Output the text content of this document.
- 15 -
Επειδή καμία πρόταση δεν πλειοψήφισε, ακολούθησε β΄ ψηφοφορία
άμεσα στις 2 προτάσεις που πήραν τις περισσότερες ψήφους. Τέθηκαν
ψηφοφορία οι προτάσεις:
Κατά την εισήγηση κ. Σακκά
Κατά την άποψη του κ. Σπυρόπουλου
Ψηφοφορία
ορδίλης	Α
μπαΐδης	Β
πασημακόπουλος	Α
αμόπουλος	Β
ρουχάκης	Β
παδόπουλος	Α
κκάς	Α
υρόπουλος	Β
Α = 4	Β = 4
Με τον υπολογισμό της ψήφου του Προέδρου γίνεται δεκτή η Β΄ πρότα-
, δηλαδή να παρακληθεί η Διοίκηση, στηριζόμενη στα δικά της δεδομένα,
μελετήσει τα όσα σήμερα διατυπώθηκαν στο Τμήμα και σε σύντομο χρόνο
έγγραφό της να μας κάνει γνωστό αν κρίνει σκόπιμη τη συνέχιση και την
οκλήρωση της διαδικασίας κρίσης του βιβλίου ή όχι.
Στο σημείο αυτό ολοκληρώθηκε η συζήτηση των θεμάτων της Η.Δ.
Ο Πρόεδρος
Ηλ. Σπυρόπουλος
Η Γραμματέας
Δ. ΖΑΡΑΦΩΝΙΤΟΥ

■ Short exercise ■
Gather every line from the entries above where the word "Κατά" appears, and copy them.

■ Exercise answer ■
Κατά την εισήγηση κ. Σακκά
Κατά την άποψη του κ. Σπυρόπουλου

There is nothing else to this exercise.